Entries supplied »
= = = = = = =

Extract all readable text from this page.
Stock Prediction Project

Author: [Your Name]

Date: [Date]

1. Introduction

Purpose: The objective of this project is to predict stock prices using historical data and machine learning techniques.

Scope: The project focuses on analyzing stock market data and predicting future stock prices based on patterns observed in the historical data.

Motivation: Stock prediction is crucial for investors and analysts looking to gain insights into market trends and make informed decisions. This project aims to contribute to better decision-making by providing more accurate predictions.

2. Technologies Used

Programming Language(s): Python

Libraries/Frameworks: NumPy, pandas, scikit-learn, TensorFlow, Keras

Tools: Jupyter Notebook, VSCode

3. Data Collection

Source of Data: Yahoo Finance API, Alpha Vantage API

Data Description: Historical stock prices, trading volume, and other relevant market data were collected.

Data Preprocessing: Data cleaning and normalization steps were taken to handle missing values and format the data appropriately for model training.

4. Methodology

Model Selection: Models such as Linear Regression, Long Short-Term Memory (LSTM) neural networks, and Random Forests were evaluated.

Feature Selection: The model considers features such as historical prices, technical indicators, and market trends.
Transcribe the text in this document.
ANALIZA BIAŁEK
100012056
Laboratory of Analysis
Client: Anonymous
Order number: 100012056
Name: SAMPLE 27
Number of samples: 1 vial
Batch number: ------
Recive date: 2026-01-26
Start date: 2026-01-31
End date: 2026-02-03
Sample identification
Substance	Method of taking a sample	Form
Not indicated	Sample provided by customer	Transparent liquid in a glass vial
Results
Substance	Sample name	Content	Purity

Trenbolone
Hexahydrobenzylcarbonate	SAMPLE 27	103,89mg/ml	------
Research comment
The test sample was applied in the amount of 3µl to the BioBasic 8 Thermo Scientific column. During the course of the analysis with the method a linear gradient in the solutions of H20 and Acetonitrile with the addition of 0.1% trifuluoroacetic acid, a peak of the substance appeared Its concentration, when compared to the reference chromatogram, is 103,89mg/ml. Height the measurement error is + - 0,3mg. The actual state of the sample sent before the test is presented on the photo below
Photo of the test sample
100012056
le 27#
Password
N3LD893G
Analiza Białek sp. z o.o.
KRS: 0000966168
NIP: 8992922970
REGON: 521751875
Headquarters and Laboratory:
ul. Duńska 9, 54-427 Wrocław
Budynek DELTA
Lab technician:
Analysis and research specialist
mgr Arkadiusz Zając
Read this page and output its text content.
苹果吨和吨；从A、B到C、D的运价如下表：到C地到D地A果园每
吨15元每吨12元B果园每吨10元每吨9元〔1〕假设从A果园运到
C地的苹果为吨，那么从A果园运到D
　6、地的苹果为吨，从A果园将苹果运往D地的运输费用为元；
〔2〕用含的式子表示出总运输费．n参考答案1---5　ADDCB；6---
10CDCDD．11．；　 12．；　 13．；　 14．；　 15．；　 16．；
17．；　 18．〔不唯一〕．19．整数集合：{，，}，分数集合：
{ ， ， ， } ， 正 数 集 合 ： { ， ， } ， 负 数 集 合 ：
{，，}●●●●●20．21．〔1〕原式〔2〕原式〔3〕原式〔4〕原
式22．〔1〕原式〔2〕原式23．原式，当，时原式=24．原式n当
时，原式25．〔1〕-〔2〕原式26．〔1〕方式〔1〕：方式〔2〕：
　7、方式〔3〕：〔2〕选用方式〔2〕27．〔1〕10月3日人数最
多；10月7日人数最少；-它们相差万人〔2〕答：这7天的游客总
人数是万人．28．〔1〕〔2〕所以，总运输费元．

= = = = = = =

Written instruction »
Each line above must be printed exactly as it appears.

Correct result »
Extract all readable text from this page.
Stock Prediction Project

Author: [Your Name]

Date: [Date]

1. Introduction

Purpose: The objective of this project is to predict stock prices using historical data and machine learning techniques.

Scope: The project focuses on analyzing stock market data and predicting future stock prices based on patterns observed in the historical data.

Motivation: Stock prediction is crucial for investors and analysts looking to gain insights into market trends and make informed decisions. This project aims to contribute to better decision-making by providing more accurate predictions.

2. Technologies Used

Programming Language(s): Python

Libraries/Frameworks: NumPy, pandas, scikit-learn, TensorFlow, Keras

Tools: Jupyter Notebook, VSCode

3. Data Collection

Source of Data: Yahoo Finance API, Alpha Vantage API

Data Description: Historical stock prices, trading volume, and other relevant market data were collected.

Data Preprocessing: Data cleaning and normalization steps were taken to handle missing values and format the data appropriately for model training.

4. Methodology

Model Selection: Models such as Linear Regression, Long Short-Term Memory (LSTM) neural networks, and Random Forests were evaluated.

Feature Selection: The model considers features such as historical prices, technical indicators, and market trends.
Transcribe the text in this document.
ANALIZA BIAŁEK
100012056
Laboratory of Analysis
Client: Anonymous
Order number: 100012056
Name: SAMPLE 27
Number of samples: 1 vial
Batch number: ------
Recive date: 2026-01-26
Start date: 2026-01-31
End date: 2026-02-03
Sample identification
Substance	Method of taking a sample	Form
Not indicated	Sample provided by customer	Transparent liquid in a glass vial
Results
Substance	Sample name	Content	Purity

Trenbolone
Hexahydrobenzylcarbonate	SAMPLE 27	103,89mg/ml	------
Research comment
The test sample was applied in the amount of 3µl to the BioBasic 8 Thermo Scientific column. During the course of the analysis with the method a linear gradient in the solutions of H20 and Acetonitrile with the addition of 0.1% trifuluoroacetic acid, a peak of the substance appeared Its concentration, when compared to the reference chromatogram, is 103,89mg/ml. Height the measurement error is + - 0,3mg. The actual state of the sample sent before the test is presented on the photo below
Photo of the test sample
100012056
le 27#
Password
N3LD893G
Analiza Białek sp. z o.o.
KRS: 0000966168
NIP: 8992922970
REGON: 521751875
Headquarters and Laboratory:
ul. Duńska 9, 54-427 Wrocław
Budynek DELTA
Lab technician:
Analysis and research specialist
mgr Arkadiusz Zając
Read this page and output its text content.
苹果吨和吨；从A、B到C、D的运价如下表：到C地到D地A果园每
吨15元每吨12元B果园每吨10元每吨9元〔1〕假设从A果园运到
C地的苹果为吨，那么从A果园运到D
　6、地的苹果为吨，从A果园将苹果运往D地的运输费用为元；
〔2〕用含的式子表示出总运输费．n参考答案1---5　ADDCB；6---
10CDCDD．11．；　 12．；　 13．；　 14．；　 15．；　 16．；
17．；　 18．〔不唯一〕．19．整数集合：{，，}，分数集合：
{ ， ， ， } ， 正 数 集 合 ： { ， ， } ， 负 数 集 合 ：
{，，}●●●●●20．21．〔1〕原式〔2〕原式〔3〕原式〔4〕原
式22．〔1〕原式〔2〕原式23．原式，当，时原式=24．原式n当
时，原式25．〔1〕-〔2〕原式26．〔1〕方式〔1〕：方式〔2〕：
　7、方式〔3〕：〔2〕选用方式〔2〕27．〔1〕10月3日人数最
多；10月7日人数最少；-它们相差万人〔2〕答：这7天的游客总
人数是万人．28．〔1〕〔2〕所以，总运输费元．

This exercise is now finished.